§ **INSTRUCTIONS TO FOLLOW**
Quote the whole listing word for word, please.

Collected data entries:
<<<<
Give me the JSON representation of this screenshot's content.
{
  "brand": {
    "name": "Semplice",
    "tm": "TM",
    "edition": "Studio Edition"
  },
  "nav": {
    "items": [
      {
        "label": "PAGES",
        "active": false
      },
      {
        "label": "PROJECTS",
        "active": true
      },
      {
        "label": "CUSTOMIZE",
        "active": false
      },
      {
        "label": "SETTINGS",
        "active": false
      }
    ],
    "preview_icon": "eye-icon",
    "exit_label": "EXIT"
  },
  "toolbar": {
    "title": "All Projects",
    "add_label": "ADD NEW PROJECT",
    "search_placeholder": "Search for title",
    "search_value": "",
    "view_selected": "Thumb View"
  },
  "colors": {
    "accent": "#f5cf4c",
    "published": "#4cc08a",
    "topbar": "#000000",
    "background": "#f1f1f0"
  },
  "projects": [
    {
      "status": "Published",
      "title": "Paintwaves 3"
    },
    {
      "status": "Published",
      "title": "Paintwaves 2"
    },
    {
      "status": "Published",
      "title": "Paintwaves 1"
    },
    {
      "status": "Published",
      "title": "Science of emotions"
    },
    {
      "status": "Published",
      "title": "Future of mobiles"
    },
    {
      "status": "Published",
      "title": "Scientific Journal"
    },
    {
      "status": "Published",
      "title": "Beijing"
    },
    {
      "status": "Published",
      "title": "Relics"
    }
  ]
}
>>>>
§ **SOLUTION TO THIS PROBLEM**
Give me the JSON representation of this screenshot's content.
{
  "brand": {
    "name": "Semplice",
    "tm": "TM",
    "edition": "Studio Edition"
  },
  "nav": {
    "items": [
      {
        "label": "PAGES",
        "active": false
      },
      {
        "label": "PROJECTS",
        "active": true
      },
      {
        "label": "CUSTOMIZE",
        "active": false
      },
      {
        "label": "SETTINGS",
        "active": false
      }
    ],
    "preview_icon": "eye-icon",
    "exit_label": "EXIT"
  },
  "toolbar": {
    "title": "All Projects",
    "add_label": "ADD NEW PROJECT",
    "search_placeholder": "Search for title",
    "search_value": "",
    "view_selected": "Thumb View"
  },
  "colors": {
    "accent": "#f5cf4c",
    "published": "#4cc08a",
    "topbar": "#000000",
    "background": "#f1f1f0"
  },
  "projects": [
    {
      "status": "Published",
      "title": "Paintwaves 3"
    },
    {
      "status": "Published",
      "title": "Paintwaves 2"
    },
    {
      "status": "Published",
      "title": "Paintwaves 1"
    },
    {
      "status": "Published",
      "title": "Science of emotions"
    },
    {
      "status": "Published",
      "title": "Future of mobiles"
    },
    {
      "status": "Published",
      "title": "Scientific Journal"
    },
    {
      "status": "Published",
      "title": "Beijing"
    },
    {
      "status": "Published",
      "title": "Relics"
    }
  ]
}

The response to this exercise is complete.